[START]
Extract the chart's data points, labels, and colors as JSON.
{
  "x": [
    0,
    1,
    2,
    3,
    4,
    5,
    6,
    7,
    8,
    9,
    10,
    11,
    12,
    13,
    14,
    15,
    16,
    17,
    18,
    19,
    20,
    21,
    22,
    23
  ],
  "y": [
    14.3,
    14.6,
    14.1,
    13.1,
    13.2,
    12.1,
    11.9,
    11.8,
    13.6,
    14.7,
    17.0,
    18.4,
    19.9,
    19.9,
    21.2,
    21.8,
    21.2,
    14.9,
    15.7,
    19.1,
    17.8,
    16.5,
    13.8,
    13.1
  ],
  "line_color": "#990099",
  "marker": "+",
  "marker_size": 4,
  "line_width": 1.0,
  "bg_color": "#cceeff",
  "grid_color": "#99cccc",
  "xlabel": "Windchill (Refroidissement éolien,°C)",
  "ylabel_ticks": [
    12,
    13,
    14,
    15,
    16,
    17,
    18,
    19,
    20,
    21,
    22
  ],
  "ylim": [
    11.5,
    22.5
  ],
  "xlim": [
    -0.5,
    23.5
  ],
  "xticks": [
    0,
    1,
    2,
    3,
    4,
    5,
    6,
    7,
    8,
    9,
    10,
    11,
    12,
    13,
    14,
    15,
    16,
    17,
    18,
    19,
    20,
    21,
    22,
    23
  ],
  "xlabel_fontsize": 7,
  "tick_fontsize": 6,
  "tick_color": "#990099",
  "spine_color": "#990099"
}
[END]
Given task
Repeat all the records. Match each line exactly.

The result
Extract the chart's data points, labels, and colors as JSON.
{
  "x": [
    0,
    1,
    2,
    3,
    4,
    5,
    6,
    7,
    8,
    9,
    10,
    11,
    12,
    13,
    14,
    15,
    16,
    17,
    18,
    19,
    20,
    21,
    22,
    23
  ],
  "y": [
    14.3,
    14.6,
    14.1,
    13.1,
    13.2,
    12.1,
    11.9,
    11.8,
    13.6,
    14.7,
    17.0,
    18.4,
    19.9,
    19.9,
    21.2,
    21.8,
    21.2,
    14.9,
    15.7,
    19.1,
    17.8,
    16.5,
    13.8,
    13.1
  ],
  "line_color": "#990099",
  "marker": "+",
  "marker_size": 4,
  "line_width": 1.0,
  "bg_color": "#cceeff",
  "grid_color": "#99cccc",
  "xlabel": "Windchill (Refroidissement éolien,°C)",
  "ylabel_ticks": [
    12,
    13,
    14,
    15,
    16,
    17,
    18,
    19,
    20,
    21,
    22
  ],
  "ylim": [
    11.5,
    22.5
  ],
  "xlim": [
    -0.5,
    23.5
  ],
  "xticks": [
    0,
    1,
    2,
    3,
    4,
    5,
    6,
    7,
    8,
    9,
    10,
    11,
    12,
    13,
    14,
    15,
    16,
    17,
    18,
    19,
    20,
    21,
    22,
    23
  ],
  "xlabel_fontsize": 7,
  "tick_fontsize": 6,
  "tick_color": "#990099",
  "spine_color": "#990099"
}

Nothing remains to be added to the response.